WRITTEN PROBLEM:
Return all the data, word for word.

________________________

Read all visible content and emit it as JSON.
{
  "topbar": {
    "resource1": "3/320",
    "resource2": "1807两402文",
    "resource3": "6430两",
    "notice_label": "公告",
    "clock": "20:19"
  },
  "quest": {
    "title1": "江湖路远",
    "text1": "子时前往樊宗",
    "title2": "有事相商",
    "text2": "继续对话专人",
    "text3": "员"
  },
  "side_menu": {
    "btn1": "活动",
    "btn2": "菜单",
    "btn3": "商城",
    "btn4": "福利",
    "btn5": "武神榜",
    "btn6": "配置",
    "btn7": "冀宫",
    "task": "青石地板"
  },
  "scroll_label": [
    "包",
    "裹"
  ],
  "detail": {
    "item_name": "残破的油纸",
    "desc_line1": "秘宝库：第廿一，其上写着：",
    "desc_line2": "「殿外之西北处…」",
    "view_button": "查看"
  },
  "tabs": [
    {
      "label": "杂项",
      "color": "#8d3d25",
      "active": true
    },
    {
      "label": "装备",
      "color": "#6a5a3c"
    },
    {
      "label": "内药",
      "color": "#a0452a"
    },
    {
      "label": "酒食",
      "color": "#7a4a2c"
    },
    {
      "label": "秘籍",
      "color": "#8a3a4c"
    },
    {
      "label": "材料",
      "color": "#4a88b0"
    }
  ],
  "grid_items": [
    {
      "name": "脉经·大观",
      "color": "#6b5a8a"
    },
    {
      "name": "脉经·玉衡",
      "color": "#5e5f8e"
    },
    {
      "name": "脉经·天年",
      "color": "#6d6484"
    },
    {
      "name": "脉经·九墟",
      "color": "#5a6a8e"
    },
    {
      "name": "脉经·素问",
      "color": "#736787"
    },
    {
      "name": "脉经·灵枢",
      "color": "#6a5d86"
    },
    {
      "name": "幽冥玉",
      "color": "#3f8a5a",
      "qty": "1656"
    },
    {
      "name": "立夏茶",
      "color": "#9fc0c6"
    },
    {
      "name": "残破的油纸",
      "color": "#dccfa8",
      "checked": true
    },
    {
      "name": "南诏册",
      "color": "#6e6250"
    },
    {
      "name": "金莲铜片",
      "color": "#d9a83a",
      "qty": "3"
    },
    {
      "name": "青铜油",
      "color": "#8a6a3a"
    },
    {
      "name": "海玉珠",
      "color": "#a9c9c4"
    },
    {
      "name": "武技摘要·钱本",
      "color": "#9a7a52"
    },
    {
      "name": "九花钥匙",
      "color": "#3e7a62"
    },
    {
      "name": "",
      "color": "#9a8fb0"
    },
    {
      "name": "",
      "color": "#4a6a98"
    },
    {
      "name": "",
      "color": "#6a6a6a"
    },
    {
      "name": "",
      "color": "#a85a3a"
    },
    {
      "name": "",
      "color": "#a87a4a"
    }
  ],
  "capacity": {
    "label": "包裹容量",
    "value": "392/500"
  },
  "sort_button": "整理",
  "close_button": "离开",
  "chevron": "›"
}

________________________

CORRECT RESULT:
Read all visible content and emit it as JSON.
{
  "topbar": {
    "resource1": "3/320",
    "resource2": "1807两402文",
    "resource3": "6430两",
    "notice_label": "公告",
    "clock": "20:19"
  },
  "quest": {
    "title1": "江湖路远",
    "text1": "子时前往樊宗",
    "title2": "有事相商",
    "text2": "继续对话专人",
    "text3": "员"
  },
  "side_menu": {
    "btn1": "活动",
    "btn2": "菜单",
    "btn3": "商城",
    "btn4": "福利",
    "btn5": "武神榜",
    "btn6": "配置",
    "btn7": "冀宫",
    "task": "青石地板"
  },
  "scroll_label": [
    "包",
    "裹"
  ],
  "detail": {
    "item_name": "残破的油纸",
    "desc_line1": "秘宝库：第廿一，其上写着：",
    "desc_line2": "「殿外之西北处…」",
    "view_button": "查看"
  },
  "tabs": [
    {
      "label": "杂项",
      "color": "#8d3d25",
      "active": true
    },
    {
      "label": "装备",
      "color": "#6a5a3c"
    },
    {
      "label": "内药",
      "color": "#a0452a"
    },
    {
      "label": "酒食",
      "color": "#7a4a2c"
    },
    {
      "label": "秘籍",
      "color": "#8a3a4c"
    },
    {
      "label": "材料",
      "color": "#4a88b0"
    }
  ],
  "grid_items": [
    {
      "name": "脉经·大观",
      "color": "#6b5a8a"
    },
    {
      "name": "脉经·玉衡",
      "color": "#5e5f8e"
    },
    {
      "name": "脉经·天年",
      "color": "#6d6484"
    },
    {
      "name": "脉经·九墟",
      "color": "#5a6a8e"
    },
    {
      "name": "脉经·素问",
      "color": "#736787"
    },
    {
      "name": "脉经·灵枢",
      "color": "#6a5d86"
    },
    {
      "name": "幽冥玉",
      "color": "#3f8a5a",
      "qty": "1656"
    },
    {
      "name": "立夏茶",
      "color": "#9fc0c6"
    },
    {
      "name": "残破的油纸",
      "color": "#dccfa8",
      "checked": true
    },
    {
      "name": "南诏册",
      "color": "#6e6250"
    },
    {
      "name": "金莲铜片",
      "color": "#d9a83a",
      "qty": "3"
    },
    {
      "name": "青铜油",
      "color": "#8a6a3a"
    },
    {
      "name": "海玉珠",
      "color": "#a9c9c4"
    },
    {
      "name": "武技摘要·钱本",
      "color": "#9a7a52"
    },
    {
      "name": "九花钥匙",
      "color": "#3e7a62"
    },
    {
      "name": "",
      "color": "#9a8fb0"
    },
    {
      "name": "",
      "color": "#4a6a98"
    },
    {
      "name": "",
      "color": "#6a6a6a"
    },
    {
      "name": "",
      "color": "#a85a3a"
    },
    {
      "name": "",
      "color": "#a87a4a"
    }
  ],
  "capacity": {
    "label": "包裹容量",
    "value": "392/500"
  },
  "sort_button": "整理",
  "close_button": "离开",
  "chevron": "›"
}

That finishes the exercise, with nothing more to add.